- _AIM_
Will you write out all the entries below exactly?

* START DATA SHOWN *

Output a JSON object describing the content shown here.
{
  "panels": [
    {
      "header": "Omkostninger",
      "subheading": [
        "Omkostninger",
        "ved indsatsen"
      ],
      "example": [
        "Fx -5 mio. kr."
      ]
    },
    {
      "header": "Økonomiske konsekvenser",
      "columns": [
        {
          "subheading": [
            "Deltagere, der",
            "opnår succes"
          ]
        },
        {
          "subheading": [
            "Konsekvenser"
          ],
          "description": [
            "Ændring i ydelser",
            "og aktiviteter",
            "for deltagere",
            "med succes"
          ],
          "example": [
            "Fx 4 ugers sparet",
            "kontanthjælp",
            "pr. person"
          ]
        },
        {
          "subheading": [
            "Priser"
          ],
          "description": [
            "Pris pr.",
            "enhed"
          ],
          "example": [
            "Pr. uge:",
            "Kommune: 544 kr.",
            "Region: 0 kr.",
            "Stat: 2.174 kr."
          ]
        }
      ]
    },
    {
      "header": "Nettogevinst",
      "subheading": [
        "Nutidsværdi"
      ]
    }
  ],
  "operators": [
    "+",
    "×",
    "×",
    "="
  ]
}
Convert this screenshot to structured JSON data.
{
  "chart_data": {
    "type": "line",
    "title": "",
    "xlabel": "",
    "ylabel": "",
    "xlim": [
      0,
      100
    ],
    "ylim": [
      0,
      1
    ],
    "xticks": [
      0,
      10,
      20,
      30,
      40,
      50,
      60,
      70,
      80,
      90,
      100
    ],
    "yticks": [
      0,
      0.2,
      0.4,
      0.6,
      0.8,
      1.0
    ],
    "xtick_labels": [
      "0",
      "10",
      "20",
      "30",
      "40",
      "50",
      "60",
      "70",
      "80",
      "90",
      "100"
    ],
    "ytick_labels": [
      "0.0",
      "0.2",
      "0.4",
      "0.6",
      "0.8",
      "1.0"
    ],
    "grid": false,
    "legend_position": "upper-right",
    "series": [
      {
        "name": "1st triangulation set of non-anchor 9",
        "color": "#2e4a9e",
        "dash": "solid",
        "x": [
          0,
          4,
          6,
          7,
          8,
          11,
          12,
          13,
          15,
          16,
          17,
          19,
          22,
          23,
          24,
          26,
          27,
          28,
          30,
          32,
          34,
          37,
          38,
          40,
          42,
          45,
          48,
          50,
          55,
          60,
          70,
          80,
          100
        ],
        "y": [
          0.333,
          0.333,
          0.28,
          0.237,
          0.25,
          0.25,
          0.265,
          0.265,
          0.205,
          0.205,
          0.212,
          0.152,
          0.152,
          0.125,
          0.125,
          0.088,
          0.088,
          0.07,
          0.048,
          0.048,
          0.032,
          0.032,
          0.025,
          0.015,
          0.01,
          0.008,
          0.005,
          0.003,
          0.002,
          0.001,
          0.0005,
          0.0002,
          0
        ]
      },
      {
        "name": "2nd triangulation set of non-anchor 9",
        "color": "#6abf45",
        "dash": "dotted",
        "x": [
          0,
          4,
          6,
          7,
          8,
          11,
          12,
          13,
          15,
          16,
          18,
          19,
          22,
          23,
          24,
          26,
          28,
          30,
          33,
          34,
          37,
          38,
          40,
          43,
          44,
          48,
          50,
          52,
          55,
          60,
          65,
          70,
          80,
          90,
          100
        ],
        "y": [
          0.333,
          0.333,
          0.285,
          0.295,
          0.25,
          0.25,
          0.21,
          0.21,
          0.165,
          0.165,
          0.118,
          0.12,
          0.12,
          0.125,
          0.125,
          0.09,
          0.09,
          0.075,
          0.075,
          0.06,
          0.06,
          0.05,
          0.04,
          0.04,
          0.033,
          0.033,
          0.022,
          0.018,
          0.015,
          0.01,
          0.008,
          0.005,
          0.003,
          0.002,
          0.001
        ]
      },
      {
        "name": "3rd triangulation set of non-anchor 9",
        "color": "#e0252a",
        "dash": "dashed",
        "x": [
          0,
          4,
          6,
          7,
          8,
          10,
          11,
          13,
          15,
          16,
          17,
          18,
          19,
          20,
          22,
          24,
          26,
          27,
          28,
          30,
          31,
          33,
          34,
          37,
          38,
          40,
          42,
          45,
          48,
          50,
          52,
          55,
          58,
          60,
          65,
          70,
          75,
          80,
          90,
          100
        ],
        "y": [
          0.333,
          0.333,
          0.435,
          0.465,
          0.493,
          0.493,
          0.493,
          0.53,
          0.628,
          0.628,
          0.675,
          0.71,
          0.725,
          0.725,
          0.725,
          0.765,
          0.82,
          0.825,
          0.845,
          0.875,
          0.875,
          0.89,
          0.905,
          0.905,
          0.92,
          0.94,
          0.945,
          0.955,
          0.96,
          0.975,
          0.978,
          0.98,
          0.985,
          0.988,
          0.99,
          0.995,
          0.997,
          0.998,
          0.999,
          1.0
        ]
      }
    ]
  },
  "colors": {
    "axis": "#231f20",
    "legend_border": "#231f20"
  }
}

* END DATA SHOWN *

- _FINISHED EXERCISE_
Output a JSON object describing the content shown here.
{
  "panels": [
    {
      "header": "Omkostninger",
      "subheading": [
        "Omkostninger",
        "ved indsatsen"
      ],
      "example": [
        "Fx -5 mio. kr."
      ]
    },
    {
      "header": "Økonomiske konsekvenser",
      "columns": [
        {
          "subheading": [
            "Deltagere, der",
            "opnår succes"
          ]
        },
        {
          "subheading": [
            "Konsekvenser"
          ],
          "description": [
            "Ændring i ydelser",
            "og aktiviteter",
            "for deltagere",
            "med succes"
          ],
          "example": [
            "Fx 4 ugers sparet",
            "kontanthjælp",
            "pr. person"
          ]
        },
        {
          "subheading": [
            "Priser"
          ],
          "description": [
            "Pris pr.",
            "enhed"
          ],
          "example": [
            "Pr. uge:",
            "Kommune: 544 kr.",
            "Region: 0 kr.",
            "Stat: 2.174 kr."
          ]
        }
      ]
    },
    {
      "header": "Nettogevinst",
      "subheading": [
        "Nutidsværdi"
      ]
    }
  ],
  "operators": [
    "+",
    "×",
    "×",
    "="
  ]
}
Convert this screenshot to structured JSON data.
{
  "chart_data": {
    "type": "line",
    "title": "",
    "xlabel": "",
    "ylabel": "",
    "xlim": [
      0,
      100
    ],
    "ylim": [
      0,
      1
    ],
    "xticks": [
      0,
      10,
      20,
      30,
      40,
      50,
      60,
      70,
      80,
      90,
      100
    ],
    "yticks": [
      0,
      0.2,
      0.4,
      0.6,
      0.8,
      1.0
    ],
    "xtick_labels": [
      "0",
      "10",
      "20",
      "30",
      "40",
      "50",
      "60",
      "70",
      "80",
      "90",
      "100"
    ],
    "ytick_labels": [
      "0.0",
      "0.2",
      "0.4",
      "0.6",
      "0.8",
      "1.0"
    ],
    "grid": false,
    "legend_position": "upper-right",
    "series": [
      {
        "name": "1st triangulation set of non-anchor 9",
        "color": "#2e4a9e",
        "dash": "solid",
        "x": [
          0,
          4,
          6,
          7,
          8,
          11,
          12,
          13,
          15,
          16,
          17,
          19,
          22,
          23,
          24,
          26,
          27,
          28,
          30,
          32,
          34,
          37,
          38,
          40,
          42,
          45,
          48,
          50,
          55,
          60,
          70,
          80,
          100
        ],
        "y": [
          0.333,
          0.333,
          0.28,
          0.237,
          0.25,
          0.25,
          0.265,
          0.265,
          0.205,
          0.205,
          0.212,
          0.152,
          0.152,
          0.125,
          0.125,
          0.088,
          0.088,
          0.07,
          0.048,
          0.048,
          0.032,
          0.032,
          0.025,
          0.015,
          0.01,
          0.008,
          0.005,
          0.003,
          0.002,
          0.001,
          0.0005,
          0.0002,
          0
        ]
      },
      {
        "name": "2nd triangulation set of non-anchor 9",
        "color": "#6abf45",
        "dash": "dotted",
        "x": [
          0,
          4,
          6,
          7,
          8,
          11,
          12,
          13,
          15,
          16,
          18,
          19,
          22,
          23,
          24,
          26,
          28,
          30,
          33,
          34,
          37,
          38,
          40,
          43,
          44,
          48,
          50,
          52,
          55,
          60,
          65,
          70,
          80,
          90,
          100
        ],
        "y": [
          0.333,
          0.333,
          0.285,
          0.295,
          0.25,
          0.25,
          0.21,
          0.21,
          0.165,
          0.165,
          0.118,
          0.12,
          0.12,
          0.125,
          0.125,
          0.09,
          0.09,
          0.075,
          0.075,
          0.06,
          0.06,
          0.05,
          0.04,
          0.04,
          0.033,
          0.033,
          0.022,
          0.018,
          0.015,
          0.01,
          0.008,
          0.005,
          0.003,
          0.002,
          0.001
        ]
      },
      {
        "name": "3rd triangulation set of non-anchor 9",
        "color": "#e0252a",
        "dash": "dashed",
        "x": [
          0,
          4,
          6,
          7,
          8,
          10,
          11,
          13,
          15,
          16,
          17,
          18,
          19,
          20,
          22,
          24,
          26,
          27,
          28,
          30,
          31,
          33,
          34,
          37,
          38,
          40,
          42,
          45,
          48,
          50,
          52,
          55,
          58,
          60,
          65,
          70,
          75,
          80,
          90,
          100
        ],
        "y": [
          0.333,
          0.333,
          0.435,
          0.465,
          0.493,
          0.493,
          0.493,
          0.53,
          0.628,
          0.628,
          0.675,
          0.71,
          0.725,
          0.725,
          0.725,
          0.765,
          0.82,
          0.825,
          0.845,
          0.875,
          0.875,
          0.89,
          0.905,
          0.905,
          0.92,
          0.94,
          0.945,
          0.955,
          0.96,
          0.975,
          0.978,
          0.98,
          0.985,
          0.988,
          0.99,
          0.995,
          0.997,
          0.998,
          0.999,
          1.0
        ]
      }
    ]
  },
  "colors": {
    "axis": "#231f20",
    "legend_border": "#231f20"
  }
}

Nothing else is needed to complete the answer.